» Short task
Each line that holds the word "years" counts once; report the total and nothing else.

(Figure data in JSON)
* * * * * * *

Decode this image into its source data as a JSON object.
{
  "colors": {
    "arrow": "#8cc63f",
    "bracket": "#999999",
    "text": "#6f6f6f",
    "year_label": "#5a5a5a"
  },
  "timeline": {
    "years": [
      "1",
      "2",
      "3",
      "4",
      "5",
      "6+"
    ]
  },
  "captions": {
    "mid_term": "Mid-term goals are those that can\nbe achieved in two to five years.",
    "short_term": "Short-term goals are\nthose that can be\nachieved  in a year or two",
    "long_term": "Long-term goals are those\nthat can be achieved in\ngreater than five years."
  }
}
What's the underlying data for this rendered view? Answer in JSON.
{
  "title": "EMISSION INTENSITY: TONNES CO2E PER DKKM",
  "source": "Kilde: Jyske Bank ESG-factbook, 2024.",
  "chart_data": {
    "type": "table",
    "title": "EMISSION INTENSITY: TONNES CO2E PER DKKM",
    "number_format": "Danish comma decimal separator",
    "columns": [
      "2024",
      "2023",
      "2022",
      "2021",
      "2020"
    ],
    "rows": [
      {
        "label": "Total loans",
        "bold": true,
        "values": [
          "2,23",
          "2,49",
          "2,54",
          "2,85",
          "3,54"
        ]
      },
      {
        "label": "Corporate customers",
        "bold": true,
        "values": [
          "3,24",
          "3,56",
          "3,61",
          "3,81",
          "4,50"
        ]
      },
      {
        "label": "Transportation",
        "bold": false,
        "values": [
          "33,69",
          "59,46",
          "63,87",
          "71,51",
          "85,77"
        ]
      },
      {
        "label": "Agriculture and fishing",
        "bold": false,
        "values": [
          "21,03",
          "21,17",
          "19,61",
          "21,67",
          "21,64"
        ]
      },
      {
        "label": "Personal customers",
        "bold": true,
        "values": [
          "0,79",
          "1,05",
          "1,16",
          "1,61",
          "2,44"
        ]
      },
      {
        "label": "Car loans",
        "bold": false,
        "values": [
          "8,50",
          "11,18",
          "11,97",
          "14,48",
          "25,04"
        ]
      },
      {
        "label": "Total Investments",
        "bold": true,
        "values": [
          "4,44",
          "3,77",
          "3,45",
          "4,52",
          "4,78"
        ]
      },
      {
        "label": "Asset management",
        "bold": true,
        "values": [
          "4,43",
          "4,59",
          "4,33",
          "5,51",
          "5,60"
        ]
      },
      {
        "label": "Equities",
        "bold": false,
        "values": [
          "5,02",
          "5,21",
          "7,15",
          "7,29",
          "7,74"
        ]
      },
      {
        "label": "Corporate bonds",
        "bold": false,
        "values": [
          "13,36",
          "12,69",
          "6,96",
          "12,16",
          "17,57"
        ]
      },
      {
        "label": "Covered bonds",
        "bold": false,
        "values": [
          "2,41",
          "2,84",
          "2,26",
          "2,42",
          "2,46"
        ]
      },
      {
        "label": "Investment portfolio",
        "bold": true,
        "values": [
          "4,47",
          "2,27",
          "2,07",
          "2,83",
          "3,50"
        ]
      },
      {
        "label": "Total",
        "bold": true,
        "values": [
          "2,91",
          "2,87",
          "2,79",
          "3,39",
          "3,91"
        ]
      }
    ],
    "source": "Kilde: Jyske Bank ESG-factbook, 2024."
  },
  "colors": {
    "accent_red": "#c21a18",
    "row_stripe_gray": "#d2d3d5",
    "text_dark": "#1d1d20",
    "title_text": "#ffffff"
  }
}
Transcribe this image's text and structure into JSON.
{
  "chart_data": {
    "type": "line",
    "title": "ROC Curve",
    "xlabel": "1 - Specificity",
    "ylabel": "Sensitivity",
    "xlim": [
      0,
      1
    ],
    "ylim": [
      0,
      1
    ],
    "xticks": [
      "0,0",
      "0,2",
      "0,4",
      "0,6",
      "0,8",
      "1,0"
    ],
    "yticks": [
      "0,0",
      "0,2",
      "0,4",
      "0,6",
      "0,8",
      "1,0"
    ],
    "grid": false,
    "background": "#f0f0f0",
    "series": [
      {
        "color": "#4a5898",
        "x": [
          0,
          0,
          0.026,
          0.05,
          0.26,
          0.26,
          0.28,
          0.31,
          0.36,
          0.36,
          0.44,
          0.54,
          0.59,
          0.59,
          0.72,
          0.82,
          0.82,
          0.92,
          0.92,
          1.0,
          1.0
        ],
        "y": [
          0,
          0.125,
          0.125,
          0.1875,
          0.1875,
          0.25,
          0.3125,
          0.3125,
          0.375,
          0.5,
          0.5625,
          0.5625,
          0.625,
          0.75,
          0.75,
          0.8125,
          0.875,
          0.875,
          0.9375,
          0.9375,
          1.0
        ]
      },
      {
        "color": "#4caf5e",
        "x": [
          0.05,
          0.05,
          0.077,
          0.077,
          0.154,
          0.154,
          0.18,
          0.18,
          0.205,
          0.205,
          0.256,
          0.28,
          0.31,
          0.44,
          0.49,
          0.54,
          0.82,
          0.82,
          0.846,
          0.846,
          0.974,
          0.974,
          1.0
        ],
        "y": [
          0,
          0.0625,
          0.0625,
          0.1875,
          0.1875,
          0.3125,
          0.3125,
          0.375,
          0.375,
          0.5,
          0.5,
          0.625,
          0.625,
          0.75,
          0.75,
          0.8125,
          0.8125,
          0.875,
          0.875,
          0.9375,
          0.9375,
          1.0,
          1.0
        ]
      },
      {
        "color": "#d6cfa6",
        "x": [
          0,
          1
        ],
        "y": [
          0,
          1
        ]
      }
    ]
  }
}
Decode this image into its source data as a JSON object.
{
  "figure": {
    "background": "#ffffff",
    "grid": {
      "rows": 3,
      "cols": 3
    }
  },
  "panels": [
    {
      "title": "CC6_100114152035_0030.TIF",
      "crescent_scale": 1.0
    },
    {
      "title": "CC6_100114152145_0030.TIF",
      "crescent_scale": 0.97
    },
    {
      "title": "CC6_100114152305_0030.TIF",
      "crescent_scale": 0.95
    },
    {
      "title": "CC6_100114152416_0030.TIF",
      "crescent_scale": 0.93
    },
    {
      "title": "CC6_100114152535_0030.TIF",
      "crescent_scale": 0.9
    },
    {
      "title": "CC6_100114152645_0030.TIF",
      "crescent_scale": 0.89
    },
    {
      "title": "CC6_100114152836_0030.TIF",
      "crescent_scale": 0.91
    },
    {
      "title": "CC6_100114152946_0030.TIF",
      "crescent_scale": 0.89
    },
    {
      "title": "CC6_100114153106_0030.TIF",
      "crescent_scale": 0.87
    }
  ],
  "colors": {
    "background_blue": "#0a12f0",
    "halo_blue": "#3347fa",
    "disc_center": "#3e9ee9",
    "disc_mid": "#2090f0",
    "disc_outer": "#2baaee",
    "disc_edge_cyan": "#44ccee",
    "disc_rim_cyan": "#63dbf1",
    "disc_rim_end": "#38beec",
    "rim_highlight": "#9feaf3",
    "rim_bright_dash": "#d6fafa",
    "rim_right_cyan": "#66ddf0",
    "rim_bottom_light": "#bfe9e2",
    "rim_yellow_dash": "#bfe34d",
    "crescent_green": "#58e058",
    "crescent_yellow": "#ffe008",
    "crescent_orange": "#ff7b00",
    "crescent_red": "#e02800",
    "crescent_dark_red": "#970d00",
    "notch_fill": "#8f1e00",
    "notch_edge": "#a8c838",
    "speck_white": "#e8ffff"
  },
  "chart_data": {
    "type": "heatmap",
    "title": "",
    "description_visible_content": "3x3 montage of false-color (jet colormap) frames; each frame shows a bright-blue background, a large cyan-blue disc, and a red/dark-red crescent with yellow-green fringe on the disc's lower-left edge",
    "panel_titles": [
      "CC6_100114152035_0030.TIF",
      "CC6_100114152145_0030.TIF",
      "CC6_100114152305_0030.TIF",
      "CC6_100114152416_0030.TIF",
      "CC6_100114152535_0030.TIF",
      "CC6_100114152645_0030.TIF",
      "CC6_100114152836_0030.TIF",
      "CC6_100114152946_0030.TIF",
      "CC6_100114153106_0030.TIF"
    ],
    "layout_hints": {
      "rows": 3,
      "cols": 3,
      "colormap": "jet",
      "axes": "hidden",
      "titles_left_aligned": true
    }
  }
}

* * * * * * *

» Exercise solution
3